Please report every line from the material that contains the word "JSON".
»»
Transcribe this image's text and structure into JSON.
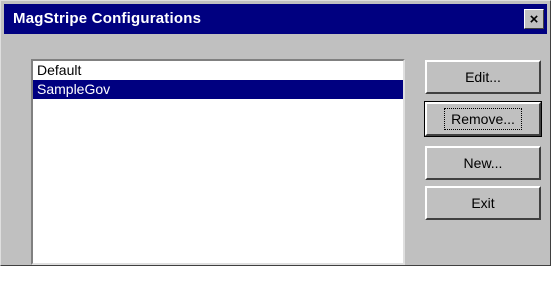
{
  "window": {
    "title": "MagStripe Configurations",
    "close_glyph": "×",
    "title_bar_color": "#000080",
    "face_color": "#c0c0c0"
  },
  "configurations": {
    "items": [
      {
        "label": "Default",
        "selected": false
      },
      {
        "label": "SampleGov",
        "selected": true
      }
    ]
  },
  "buttons": {
    "edit": "Edit...",
    "remove": "Remove...",
    "new": "New...",
    "exit": "Exit"
  },
  "icons": {
    "close": "close-icon"
  }
}
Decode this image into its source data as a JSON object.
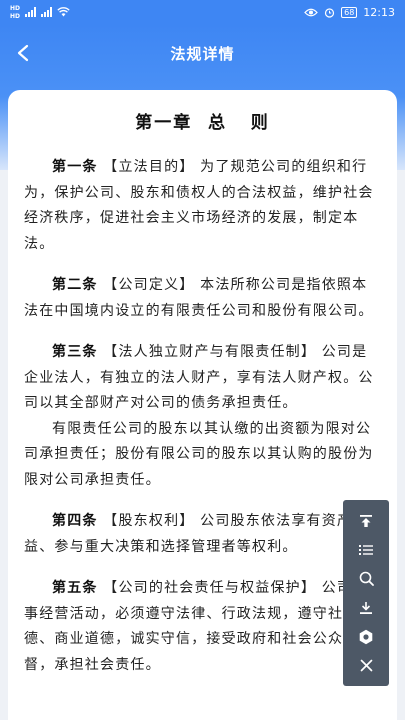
{
  "status_bar": {
    "sim1": "HD",
    "sim2": "HD",
    "network": "4G",
    "battery": "68",
    "time": "12:13"
  },
  "nav": {
    "title": "法规详情"
  },
  "content": {
    "chapter_title": "第一章  总   则",
    "articles": [
      {
        "num": "第一条",
        "tag": "【立法目的】",
        "paragraphs": [
          "为了规范公司的组织和行为，保护公司、股东和债权人的合法权益，维护社会经济秩序，促进社会主义市场经济的发展，制定本法。"
        ]
      },
      {
        "num": "第二条",
        "tag": "【公司定义】",
        "paragraphs": [
          "本法所称公司是指依照本法在中国境内设立的有限责任公司和股份有限公司。"
        ]
      },
      {
        "num": "第三条",
        "tag": "【法人独立财产与有限责任制】",
        "paragraphs": [
          "公司是企业法人，有独立的法人财产，享有法人财产权。公司以其全部财产对公司的债务承担责任。",
          "有限责任公司的股东以其认缴的出资额为限对公司承担责任；股份有限公司的股东以其认购的股份为限对公司承担责任。"
        ]
      },
      {
        "num": "第四条",
        "tag": "【股东权利】",
        "paragraphs": [
          "公司股东依法享有资产收益、参与重大决策和选择管理者等权利。"
        ]
      },
      {
        "num": "第五条",
        "tag": "【公司的社会责任与权益保护】",
        "paragraphs": [
          "公司从事经营活动，必须遵守法律、行政法规，遵守社会公德、商业道德，诚实守信，接受政府和社会公众的监督，承担社会责任。"
        ]
      }
    ]
  },
  "toolbar": {
    "items": [
      "scroll-to-top",
      "catalog",
      "search",
      "download",
      "settings",
      "close"
    ]
  },
  "colors": {
    "brand": "#3e86f3",
    "toolbar_bg": "#4d5866"
  }
}
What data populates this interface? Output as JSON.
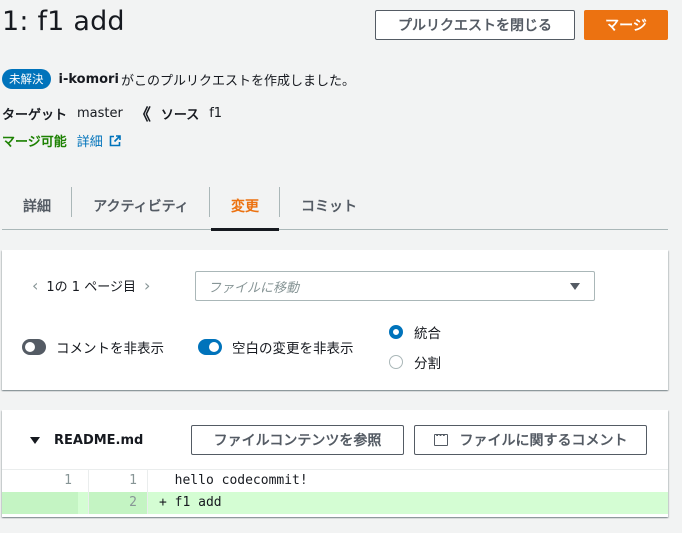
{
  "header": {
    "title": "1: f1 add",
    "close_pr_label": "プルリクエストを閉じる",
    "merge_label": "マージ"
  },
  "info": {
    "badge": "未解決",
    "author": "i-komori",
    "created_text": "がこのプルリクエストを作成しました。"
  },
  "branches": {
    "target_label": "ターゲット",
    "target_value": "master",
    "arrow": "《",
    "source_label": "ソース",
    "source_value": "f1"
  },
  "merge_status": {
    "status": "マージ可能",
    "details_link": "詳細"
  },
  "tabs": [
    {
      "label": "詳細",
      "active": false
    },
    {
      "label": "アクティビティ",
      "active": false
    },
    {
      "label": "変更",
      "active": true
    },
    {
      "label": "コミット",
      "active": false
    }
  ],
  "filters": {
    "pager_text": "1の 1 ページ目",
    "file_select_placeholder": "ファイルに移動",
    "hide_comments_label": "コメントを非表示",
    "hide_comments_on": false,
    "hide_whitespace_label": "空白の変更を非表示",
    "hide_whitespace_on": true,
    "view_modes": [
      {
        "label": "統合",
        "checked": true
      },
      {
        "label": "分割",
        "checked": false
      }
    ]
  },
  "diff": {
    "file_name": "README.md",
    "browse_button": "ファイルコンテンツを参照",
    "comment_button": "ファイルに関するコメント",
    "lines": [
      {
        "old": "1",
        "new": "1",
        "prefix": " ",
        "text": "hello codecommit!"
      },
      {
        "old": "",
        "new": "2",
        "prefix": "+",
        "text": "f1 add"
      }
    ]
  },
  "colors": {
    "primary": "#ec7211",
    "link": "#0073bb",
    "success": "#1d8102",
    "added_line": "#d4fdd3"
  }
}
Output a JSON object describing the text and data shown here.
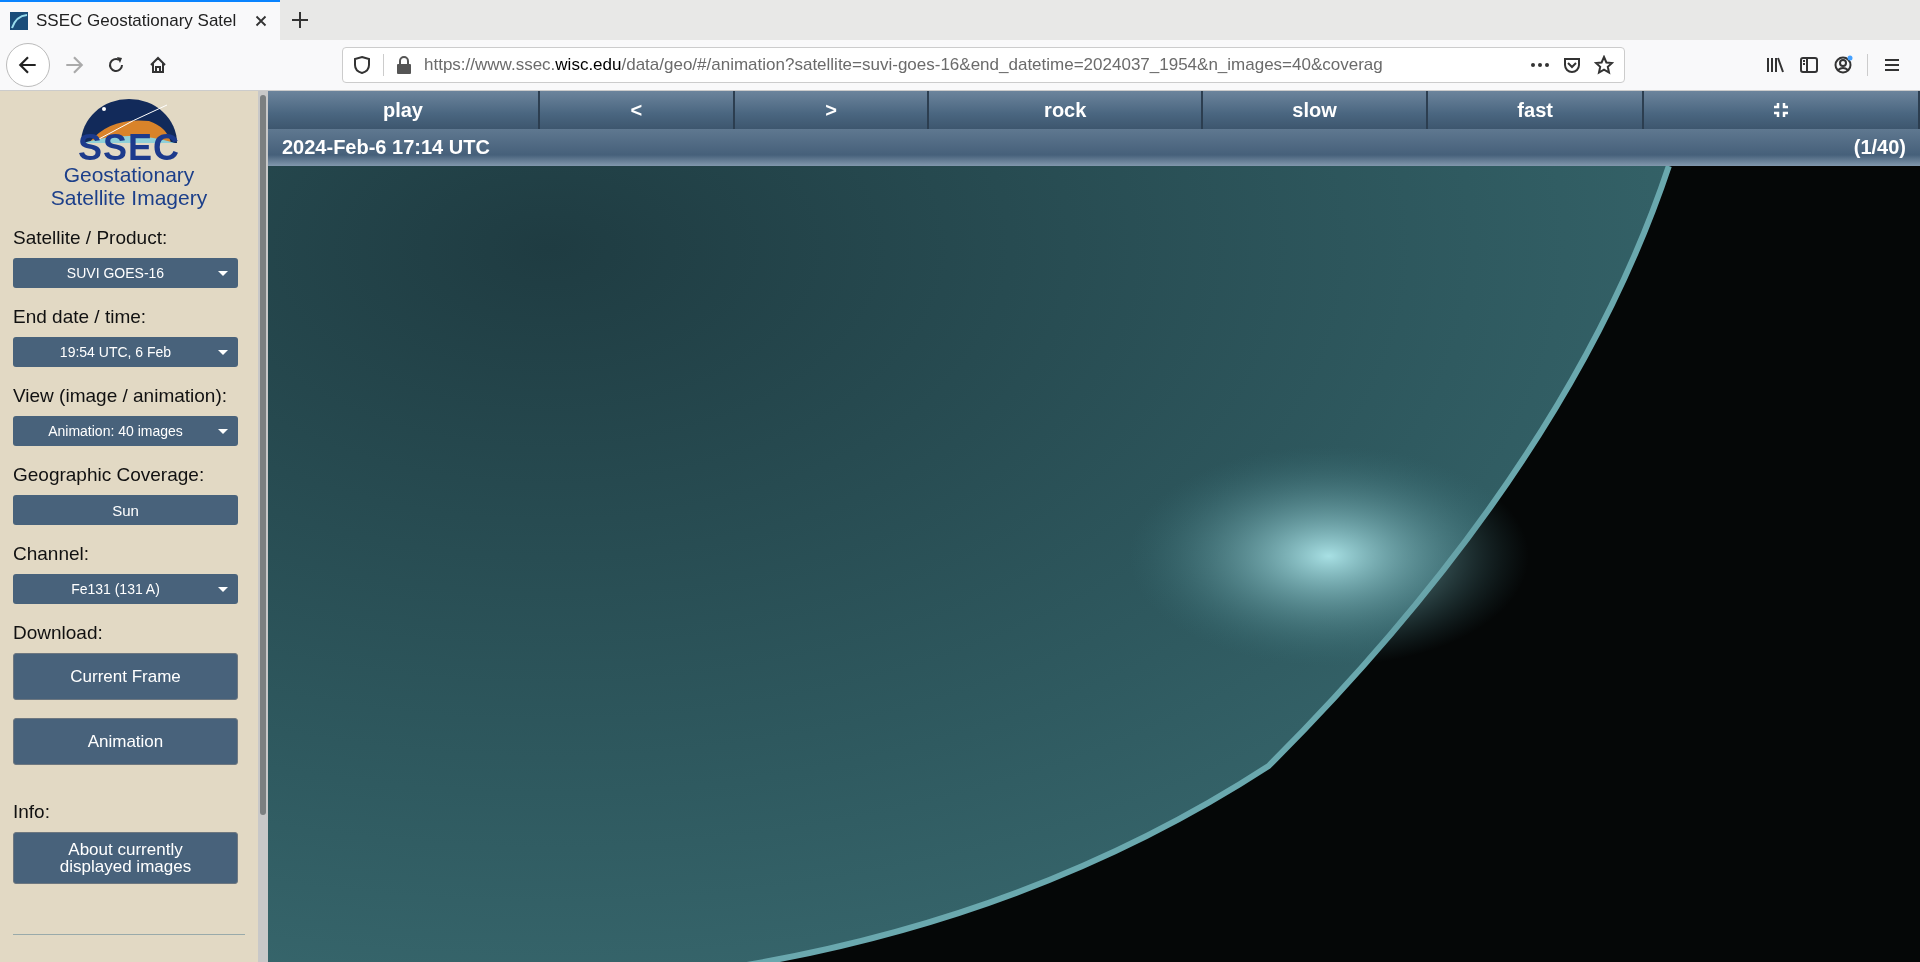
{
  "browser": {
    "tabs": [
      {
        "title": "SSEC Geostationary Satel",
        "selected": true
      }
    ],
    "nav": {
      "back_enabled": true,
      "forward_enabled": false
    },
    "url": "https://www.ssec.**wisc.edu**/data/geo/#/animation?satellite=suvi-goes-16&end_datetime=2024037_1954&n_images=40&coverag"
  },
  "sidebar": {
    "logo_text": "SSEC",
    "title_lines": [
      "Geostationary",
      "Satellite Imagery"
    ],
    "sections": [
      {
        "label": "Satellite / Product:",
        "controls": [
          {
            "kind": "dropdown",
            "text": "SUVI GOES-16"
          }
        ]
      },
      {
        "label": "End date / time:",
        "controls": [
          {
            "kind": "dropdown",
            "text": "19:54 UTC, 6 Feb"
          }
        ]
      },
      {
        "label": "View (image / animation):",
        "controls": [
          {
            "kind": "dropdown",
            "text": "Animation: 40 images"
          }
        ]
      },
      {
        "label": "Geographic Coverage:",
        "controls": [
          {
            "kind": "button",
            "text": "Sun"
          }
        ]
      },
      {
        "label": "Channel:",
        "controls": [
          {
            "kind": "dropdown",
            "text": "Fe131 (131 A)"
          }
        ]
      },
      {
        "label": "Download:",
        "controls": [
          {
            "kind": "large_button",
            "text": "Current Frame"
          },
          {
            "kind": "large_button",
            "text": "Animation"
          }
        ]
      },
      {
        "label": "Info:",
        "controls": [
          {
            "kind": "large_button",
            "text": "About currently displayed images"
          }
        ]
      }
    ]
  },
  "toolbar": [
    {
      "kind": "text",
      "label": "play"
    },
    {
      "kind": "text",
      "label": "<"
    },
    {
      "kind": "text",
      "label": ">"
    },
    {
      "kind": "text",
      "label": "rock"
    },
    {
      "kind": "text",
      "label": "slow"
    },
    {
      "kind": "text",
      "label": "fast"
    },
    {
      "kind": "fullscreen"
    }
  ],
  "frame_bar": {
    "datetime": "2024-Feb-6 17:14 UTC",
    "counter": "(1/40)"
  }
}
««
Result below →
Transcribe this image's text and structure into JSON.
Decode this image into its source data as a JSON object.
What data populates this interface? Output as JSON.
Output a JSON object describing the text and data shown here.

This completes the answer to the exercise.